[Exercise instructions]:
All the data below goes into the copy word for word, but the pictures don't.

Items from a figure collection:
● ● ● ● ●

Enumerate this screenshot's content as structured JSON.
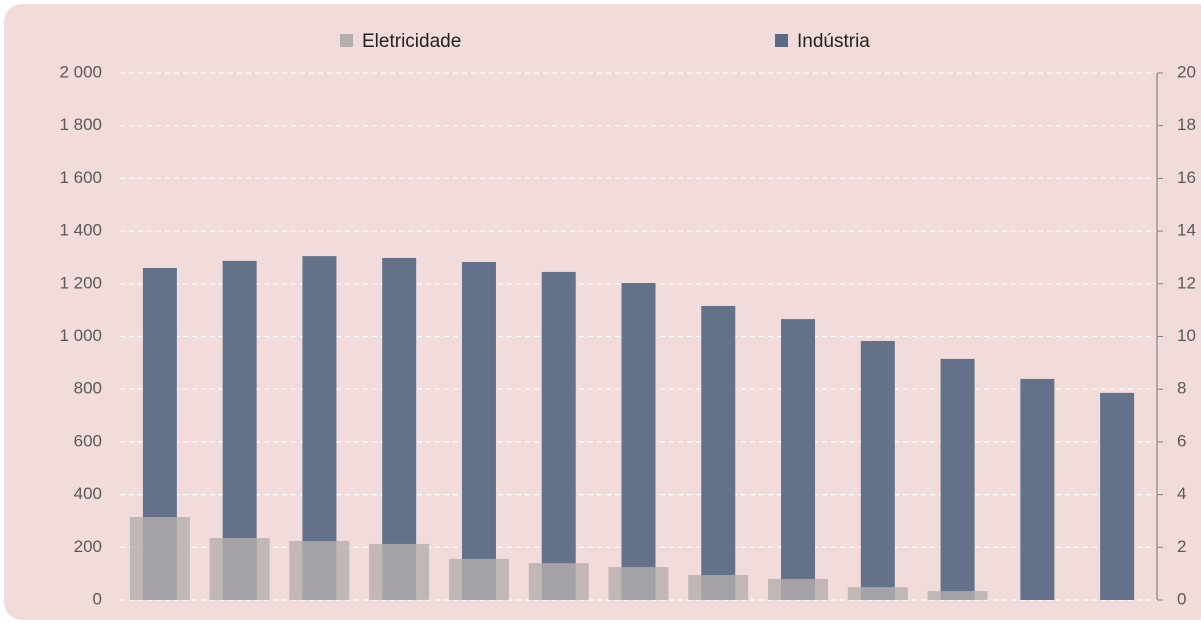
{
  "chart_data": {
    "type": "bar",
    "categories": [
      null,
      null,
      null,
      null,
      null,
      null,
      null,
      null,
      null,
      null,
      null,
      null,
      null
    ],
    "series": [
      {
        "name": "Eletricidade",
        "color": "#b5aeae",
        "values": [
          315,
          235,
          224,
          213,
          156,
          140,
          125,
          95,
          80,
          49,
          34,
          null,
          null
        ]
      },
      {
        "name": "Indústria",
        "color": "#5b6b86",
        "axis": "y2",
        "values": [
          12.6,
          12.87,
          13.05,
          12.98,
          12.83,
          12.45,
          12.03,
          11.16,
          10.66,
          9.83,
          9.15,
          8.39,
          7.86
        ]
      }
    ],
    "ylim": [
      0,
      2000
    ],
    "yticks": [
      0,
      200,
      400,
      600,
      800,
      {
        "value": 1000,
        "label": "1 000"
      },
      {
        "value": 1200,
        "label": "1 200"
      },
      {
        "value": 1400,
        "label": "1 400"
      },
      {
        "value": 1600,
        "label": "1 600"
      },
      {
        "value": 1800,
        "label": "1 800"
      },
      {
        "value": 2000,
        "label": "2 000"
      }
    ],
    "y2lim": [
      0,
      20
    ],
    "y2ticks": [
      0,
      2,
      4,
      6,
      8,
      10,
      12,
      14,
      16,
      18,
      20
    ],
    "grid": true,
    "legend": "top"
  }
}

● ● ● ● ●

[Exercise output]:
Enumerate this screenshot's content as structured JSON.
{
  "chart_data": {
    "type": "bar",
    "categories": [
      null,
      null,
      null,
      null,
      null,
      null,
      null,
      null,
      null,
      null,
      null,
      null,
      null
    ],
    "series": [
      {
        "name": "Eletricidade",
        "color": "#b5aeae",
        "values": [
          315,
          235,
          224,
          213,
          156,
          140,
          125,
          95,
          80,
          49,
          34,
          null,
          null
        ]
      },
      {
        "name": "Indústria",
        "color": "#5b6b86",
        "axis": "y2",
        "values": [
          12.6,
          12.87,
          13.05,
          12.98,
          12.83,
          12.45,
          12.03,
          11.16,
          10.66,
          9.83,
          9.15,
          8.39,
          7.86
        ]
      }
    ],
    "ylim": [
      0,
      2000
    ],
    "yticks": [
      0,
      200,
      400,
      600,
      800,
      {
        "value": 1000,
        "label": "1 000"
      },
      {
        "value": 1200,
        "label": "1 200"
      },
      {
        "value": 1400,
        "label": "1 400"
      },
      {
        "value": 1600,
        "label": "1 600"
      },
      {
        "value": 1800,
        "label": "1 800"
      },
      {
        "value": 2000,
        "label": "2 000"
      }
    ],
    "y2lim": [
      0,
      20
    ],
    "y2ticks": [
      0,
      2,
      4,
      6,
      8,
      10,
      12,
      14,
      16,
      18,
      20
    ],
    "grid": true,
    "legend": "top"
  }
}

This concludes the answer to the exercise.